[Exercise task]
Reproduce each record exactly.

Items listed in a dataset
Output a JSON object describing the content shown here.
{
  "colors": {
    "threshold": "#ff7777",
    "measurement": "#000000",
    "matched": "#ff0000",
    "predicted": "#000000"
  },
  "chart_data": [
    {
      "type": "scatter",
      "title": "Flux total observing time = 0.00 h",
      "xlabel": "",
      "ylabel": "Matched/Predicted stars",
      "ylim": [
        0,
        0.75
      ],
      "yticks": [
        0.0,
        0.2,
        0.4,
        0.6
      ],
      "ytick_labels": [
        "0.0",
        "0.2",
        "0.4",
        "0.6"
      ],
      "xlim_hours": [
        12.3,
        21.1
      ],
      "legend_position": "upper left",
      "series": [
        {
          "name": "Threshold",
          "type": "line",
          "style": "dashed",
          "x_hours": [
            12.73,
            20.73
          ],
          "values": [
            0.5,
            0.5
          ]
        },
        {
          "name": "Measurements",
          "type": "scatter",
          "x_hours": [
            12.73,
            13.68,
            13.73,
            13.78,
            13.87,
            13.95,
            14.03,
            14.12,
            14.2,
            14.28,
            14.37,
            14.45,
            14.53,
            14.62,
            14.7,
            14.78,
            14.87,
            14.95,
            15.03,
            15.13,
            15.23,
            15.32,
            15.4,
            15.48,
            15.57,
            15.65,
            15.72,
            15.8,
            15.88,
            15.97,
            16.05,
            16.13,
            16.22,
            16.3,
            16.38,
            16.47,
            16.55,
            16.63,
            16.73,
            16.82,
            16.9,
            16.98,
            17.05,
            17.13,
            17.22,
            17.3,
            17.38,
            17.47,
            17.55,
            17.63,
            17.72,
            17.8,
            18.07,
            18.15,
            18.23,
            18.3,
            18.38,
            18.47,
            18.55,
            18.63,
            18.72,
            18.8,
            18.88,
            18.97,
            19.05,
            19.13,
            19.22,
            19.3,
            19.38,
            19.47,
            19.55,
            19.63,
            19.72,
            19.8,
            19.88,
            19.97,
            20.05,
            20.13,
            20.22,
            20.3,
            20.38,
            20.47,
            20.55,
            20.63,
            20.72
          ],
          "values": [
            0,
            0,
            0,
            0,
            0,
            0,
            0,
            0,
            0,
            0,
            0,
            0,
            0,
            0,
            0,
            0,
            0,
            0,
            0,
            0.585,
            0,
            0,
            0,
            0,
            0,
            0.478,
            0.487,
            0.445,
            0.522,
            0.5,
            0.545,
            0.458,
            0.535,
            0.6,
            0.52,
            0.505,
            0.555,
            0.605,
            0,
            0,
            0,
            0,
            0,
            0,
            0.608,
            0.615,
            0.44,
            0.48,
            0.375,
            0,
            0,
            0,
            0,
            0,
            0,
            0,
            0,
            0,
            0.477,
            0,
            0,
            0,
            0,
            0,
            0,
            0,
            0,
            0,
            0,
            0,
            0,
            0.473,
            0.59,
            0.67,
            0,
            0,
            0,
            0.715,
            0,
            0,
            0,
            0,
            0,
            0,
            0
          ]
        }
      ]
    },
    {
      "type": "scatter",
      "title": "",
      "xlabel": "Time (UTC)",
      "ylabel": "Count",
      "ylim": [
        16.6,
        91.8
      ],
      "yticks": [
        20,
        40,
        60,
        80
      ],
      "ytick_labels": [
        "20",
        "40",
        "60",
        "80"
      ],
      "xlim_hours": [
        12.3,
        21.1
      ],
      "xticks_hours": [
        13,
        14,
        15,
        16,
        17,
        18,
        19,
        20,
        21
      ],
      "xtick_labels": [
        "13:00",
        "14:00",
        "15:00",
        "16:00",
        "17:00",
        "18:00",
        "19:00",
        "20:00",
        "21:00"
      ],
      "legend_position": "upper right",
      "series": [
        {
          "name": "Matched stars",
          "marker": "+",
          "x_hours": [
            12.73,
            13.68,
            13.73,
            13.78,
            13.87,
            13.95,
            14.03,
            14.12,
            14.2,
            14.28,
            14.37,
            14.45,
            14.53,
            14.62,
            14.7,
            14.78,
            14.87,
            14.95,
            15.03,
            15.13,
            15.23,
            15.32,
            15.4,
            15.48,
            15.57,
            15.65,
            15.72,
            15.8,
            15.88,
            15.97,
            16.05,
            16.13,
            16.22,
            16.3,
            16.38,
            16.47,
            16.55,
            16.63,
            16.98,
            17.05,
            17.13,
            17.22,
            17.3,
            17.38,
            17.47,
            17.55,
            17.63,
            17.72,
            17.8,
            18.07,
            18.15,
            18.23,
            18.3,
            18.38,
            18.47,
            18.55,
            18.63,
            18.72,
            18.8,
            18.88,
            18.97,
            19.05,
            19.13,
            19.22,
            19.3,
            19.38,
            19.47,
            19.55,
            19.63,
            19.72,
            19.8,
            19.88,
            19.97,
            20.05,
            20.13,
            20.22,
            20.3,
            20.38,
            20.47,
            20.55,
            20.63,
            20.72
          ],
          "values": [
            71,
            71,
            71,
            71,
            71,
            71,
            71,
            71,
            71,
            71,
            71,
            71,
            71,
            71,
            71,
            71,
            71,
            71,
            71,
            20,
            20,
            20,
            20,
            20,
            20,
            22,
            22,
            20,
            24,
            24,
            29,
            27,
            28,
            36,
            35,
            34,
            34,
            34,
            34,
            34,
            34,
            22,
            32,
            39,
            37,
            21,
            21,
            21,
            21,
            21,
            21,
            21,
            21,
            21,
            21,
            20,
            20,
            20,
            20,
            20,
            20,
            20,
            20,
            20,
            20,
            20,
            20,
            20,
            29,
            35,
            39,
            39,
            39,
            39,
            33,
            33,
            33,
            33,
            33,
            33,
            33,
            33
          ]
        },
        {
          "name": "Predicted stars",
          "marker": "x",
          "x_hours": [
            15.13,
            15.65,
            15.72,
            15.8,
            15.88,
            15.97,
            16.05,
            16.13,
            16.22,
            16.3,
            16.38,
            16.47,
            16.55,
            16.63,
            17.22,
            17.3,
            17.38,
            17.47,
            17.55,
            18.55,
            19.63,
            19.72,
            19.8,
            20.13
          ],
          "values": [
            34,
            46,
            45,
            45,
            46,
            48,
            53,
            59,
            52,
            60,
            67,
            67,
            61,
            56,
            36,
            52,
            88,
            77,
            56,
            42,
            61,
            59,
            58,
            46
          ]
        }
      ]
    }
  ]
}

[Exercise response]
Output a JSON object describing the content shown here.
{
  "colors": {
    "threshold": "#ff7777",
    "measurement": "#000000",
    "matched": "#ff0000",
    "predicted": "#000000"
  },
  "chart_data": [
    {
      "type": "scatter",
      "title": "Flux total observing time = 0.00 h",
      "xlabel": "",
      "ylabel": "Matched/Predicted stars",
      "ylim": [
        0,
        0.75
      ],
      "yticks": [
        0.0,
        0.2,
        0.4,
        0.6
      ],
      "ytick_labels": [
        "0.0",
        "0.2",
        "0.4",
        "0.6"
      ],
      "xlim_hours": [
        12.3,
        21.1
      ],
      "legend_position": "upper left",
      "series": [
        {
          "name": "Threshold",
          "type": "line",
          "style": "dashed",
          "x_hours": [
            12.73,
            20.73
          ],
          "values": [
            0.5,
            0.5
          ]
        },
        {
          "name": "Measurements",
          "type": "scatter",
          "x_hours": [
            12.73,
            13.68,
            13.73,
            13.78,
            13.87,
            13.95,
            14.03,
            14.12,
            14.2,
            14.28,
            14.37,
            14.45,
            14.53,
            14.62,
            14.7,
            14.78,
            14.87,
            14.95,
            15.03,
            15.13,
            15.23,
            15.32,
            15.4,
            15.48,
            15.57,
            15.65,
            15.72,
            15.8,
            15.88,
            15.97,
            16.05,
            16.13,
            16.22,
            16.3,
            16.38,
            16.47,
            16.55,
            16.63,
            16.73,
            16.82,
            16.9,
            16.98,
            17.05,
            17.13,
            17.22,
            17.3,
            17.38,
            17.47,
            17.55,
            17.63,
            17.72,
            17.8,
            18.07,
            18.15,
            18.23,
            18.3,
            18.38,
            18.47,
            18.55,
            18.63,
            18.72,
            18.8,
            18.88,
            18.97,
            19.05,
            19.13,
            19.22,
            19.3,
            19.38,
            19.47,
            19.55,
            19.63,
            19.72,
            19.8,
            19.88,
            19.97,
            20.05,
            20.13,
            20.22,
            20.3,
            20.38,
            20.47,
            20.55,
            20.63,
            20.72
          ],
          "values": [
            0,
            0,
            0,
            0,
            0,
            0,
            0,
            0,
            0,
            0,
            0,
            0,
            0,
            0,
            0,
            0,
            0,
            0,
            0,
            0.585,
            0,
            0,
            0,
            0,
            0,
            0.478,
            0.487,
            0.445,
            0.522,
            0.5,
            0.545,
            0.458,
            0.535,
            0.6,
            0.52,
            0.505,
            0.555,
            0.605,
            0,
            0,
            0,
            0,
            0,
            0,
            0.608,
            0.615,
            0.44,
            0.48,
            0.375,
            0,
            0,
            0,
            0,
            0,
            0,
            0,
            0,
            0,
            0.477,
            0,
            0,
            0,
            0,
            0,
            0,
            0,
            0,
            0,
            0,
            0,
            0,
            0.473,
            0.59,
            0.67,
            0,
            0,
            0,
            0.715,
            0,
            0,
            0,
            0,
            0,
            0,
            0
          ]
        }
      ]
    },
    {
      "type": "scatter",
      "title": "",
      "xlabel": "Time (UTC)",
      "ylabel": "Count",
      "ylim": [
        16.6,
        91.8
      ],
      "yticks": [
        20,
        40,
        60,
        80
      ],
      "ytick_labels": [
        "20",
        "40",
        "60",
        "80"
      ],
      "xlim_hours": [
        12.3,
        21.1
      ],
      "xticks_hours": [
        13,
        14,
        15,
        16,
        17,
        18,
        19,
        20,
        21
      ],
      "xtick_labels": [
        "13:00",
        "14:00",
        "15:00",
        "16:00",
        "17:00",
        "18:00",
        "19:00",
        "20:00",
        "21:00"
      ],
      "legend_position": "upper right",
      "series": [
        {
          "name": "Matched stars",
          "marker": "+",
          "x_hours": [
            12.73,
            13.68,
            13.73,
            13.78,
            13.87,
            13.95,
            14.03,
            14.12,
            14.2,
            14.28,
            14.37,
            14.45,
            14.53,
            14.62,
            14.7,
            14.78,
            14.87,
            14.95,
            15.03,
            15.13,
            15.23,
            15.32,
            15.4,
            15.48,
            15.57,
            15.65,
            15.72,
            15.8,
            15.88,
            15.97,
            16.05,
            16.13,
            16.22,
            16.3,
            16.38,
            16.47,
            16.55,
            16.63,
            16.98,
            17.05,
            17.13,
            17.22,
            17.3,
            17.38,
            17.47,
            17.55,
            17.63,
            17.72,
            17.8,
            18.07,
            18.15,
            18.23,
            18.3,
            18.38,
            18.47,
            18.55,
            18.63,
            18.72,
            18.8,
            18.88,
            18.97,
            19.05,
            19.13,
            19.22,
            19.3,
            19.38,
            19.47,
            19.55,
            19.63,
            19.72,
            19.8,
            19.88,
            19.97,
            20.05,
            20.13,
            20.22,
            20.3,
            20.38,
            20.47,
            20.55,
            20.63,
            20.72
          ],
          "values": [
            71,
            71,
            71,
            71,
            71,
            71,
            71,
            71,
            71,
            71,
            71,
            71,
            71,
            71,
            71,
            71,
            71,
            71,
            71,
            20,
            20,
            20,
            20,
            20,
            20,
            22,
            22,
            20,
            24,
            24,
            29,
            27,
            28,
            36,
            35,
            34,
            34,
            34,
            34,
            34,
            34,
            22,
            32,
            39,
            37,
            21,
            21,
            21,
            21,
            21,
            21,
            21,
            21,
            21,
            21,
            20,
            20,
            20,
            20,
            20,
            20,
            20,
            20,
            20,
            20,
            20,
            20,
            20,
            29,
            35,
            39,
            39,
            39,
            39,
            33,
            33,
            33,
            33,
            33,
            33,
            33,
            33
          ]
        },
        {
          "name": "Predicted stars",
          "marker": "x",
          "x_hours": [
            15.13,
            15.65,
            15.72,
            15.8,
            15.88,
            15.97,
            16.05,
            16.13,
            16.22,
            16.3,
            16.38,
            16.47,
            16.55,
            16.63,
            17.22,
            17.3,
            17.38,
            17.47,
            17.55,
            18.55,
            19.63,
            19.72,
            19.8,
            20.13
          ],
          "values": [
            34,
            46,
            45,
            45,
            46,
            48,
            53,
            59,
            52,
            60,
            67,
            67,
            61,
            56,
            36,
            52,
            88,
            77,
            56,
            42,
            61,
            59,
            58,
            46
          ]
        }
      ]
    }
  ]
}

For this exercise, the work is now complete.